→ JOB
From the line with "What's the underlying" through the final line, please write out the listing exactly, including both of those lines.

═══

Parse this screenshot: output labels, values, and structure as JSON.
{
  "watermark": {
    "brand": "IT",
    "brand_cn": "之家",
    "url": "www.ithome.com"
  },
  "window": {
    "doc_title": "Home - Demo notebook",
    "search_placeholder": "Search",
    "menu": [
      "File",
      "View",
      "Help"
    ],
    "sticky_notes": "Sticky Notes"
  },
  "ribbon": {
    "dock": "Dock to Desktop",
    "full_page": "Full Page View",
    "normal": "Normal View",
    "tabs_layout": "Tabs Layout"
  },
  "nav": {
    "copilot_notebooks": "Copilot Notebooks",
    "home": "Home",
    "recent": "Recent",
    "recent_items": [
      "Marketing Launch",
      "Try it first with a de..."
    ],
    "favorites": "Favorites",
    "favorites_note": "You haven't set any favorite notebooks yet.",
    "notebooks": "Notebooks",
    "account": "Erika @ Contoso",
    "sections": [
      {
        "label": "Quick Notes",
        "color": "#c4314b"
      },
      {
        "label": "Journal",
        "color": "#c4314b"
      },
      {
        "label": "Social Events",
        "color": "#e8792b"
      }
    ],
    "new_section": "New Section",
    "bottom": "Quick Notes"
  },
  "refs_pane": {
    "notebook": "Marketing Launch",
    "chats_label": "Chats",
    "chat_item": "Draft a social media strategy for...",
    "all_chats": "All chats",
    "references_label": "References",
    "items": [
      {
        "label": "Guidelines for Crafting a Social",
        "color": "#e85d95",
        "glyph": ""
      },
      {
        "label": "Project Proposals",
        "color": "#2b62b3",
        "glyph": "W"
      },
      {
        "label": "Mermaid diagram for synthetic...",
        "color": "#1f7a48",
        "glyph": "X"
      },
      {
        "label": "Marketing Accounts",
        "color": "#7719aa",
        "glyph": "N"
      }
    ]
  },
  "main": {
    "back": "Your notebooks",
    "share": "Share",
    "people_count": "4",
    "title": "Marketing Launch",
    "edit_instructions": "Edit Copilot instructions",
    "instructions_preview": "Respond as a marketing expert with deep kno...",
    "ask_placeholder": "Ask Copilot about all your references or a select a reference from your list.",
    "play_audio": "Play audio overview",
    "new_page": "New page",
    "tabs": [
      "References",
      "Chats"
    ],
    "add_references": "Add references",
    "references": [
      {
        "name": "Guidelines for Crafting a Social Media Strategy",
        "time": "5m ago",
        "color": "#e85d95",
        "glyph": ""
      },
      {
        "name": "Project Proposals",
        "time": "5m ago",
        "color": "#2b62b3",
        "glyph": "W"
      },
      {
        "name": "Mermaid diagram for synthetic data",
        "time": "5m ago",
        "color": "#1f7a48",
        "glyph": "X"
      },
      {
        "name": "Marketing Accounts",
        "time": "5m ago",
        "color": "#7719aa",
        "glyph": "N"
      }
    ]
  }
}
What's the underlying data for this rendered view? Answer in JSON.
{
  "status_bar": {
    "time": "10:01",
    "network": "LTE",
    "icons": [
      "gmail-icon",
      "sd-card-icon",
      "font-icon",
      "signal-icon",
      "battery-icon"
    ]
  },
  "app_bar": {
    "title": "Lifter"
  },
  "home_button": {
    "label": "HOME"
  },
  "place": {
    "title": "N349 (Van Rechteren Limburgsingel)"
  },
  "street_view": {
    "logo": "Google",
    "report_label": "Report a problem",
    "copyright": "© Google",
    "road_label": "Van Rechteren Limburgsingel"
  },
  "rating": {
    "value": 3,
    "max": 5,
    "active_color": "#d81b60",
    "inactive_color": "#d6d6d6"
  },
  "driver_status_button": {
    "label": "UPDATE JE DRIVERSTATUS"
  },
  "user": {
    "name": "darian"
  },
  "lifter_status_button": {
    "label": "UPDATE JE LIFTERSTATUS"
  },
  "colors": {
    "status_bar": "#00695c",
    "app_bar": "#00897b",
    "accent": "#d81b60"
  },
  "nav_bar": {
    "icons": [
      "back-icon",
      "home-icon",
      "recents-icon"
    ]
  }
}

═══

→ ANSWER TO THE TASK
What's the underlying data for this rendered view? Answer in JSON.
{
  "status_bar": {
    "time": "10:01",
    "network": "LTE",
    "icons": [
      "gmail-icon",
      "sd-card-icon",
      "font-icon",
      "signal-icon",
      "battery-icon"
    ]
  },
  "app_bar": {
    "title": "Lifter"
  },
  "home_button": {
    "label": "HOME"
  },
  "place": {
    "title": "N349 (Van Rechteren Limburgsingel)"
  },
  "street_view": {
    "logo": "Google",
    "report_label": "Report a problem",
    "copyright": "© Google",
    "road_label": "Van Rechteren Limburgsingel"
  },
  "rating": {
    "value": 3,
    "max": 5,
    "active_color": "#d81b60",
    "inactive_color": "#d6d6d6"
  },
  "driver_status_button": {
    "label": "UPDATE JE DRIVERSTATUS"
  },
  "user": {
    "name": "darian"
  },
  "lifter_status_button": {
    "label": "UPDATE JE LIFTERSTATUS"
  },
  "colors": {
    "status_bar": "#00695c",
    "app_bar": "#00897b",
    "accent": "#d81b60"
  },
  "nav_bar": {
    "icons": [
      "back-icon",
      "home-icon",
      "recents-icon"
    ]
  }
}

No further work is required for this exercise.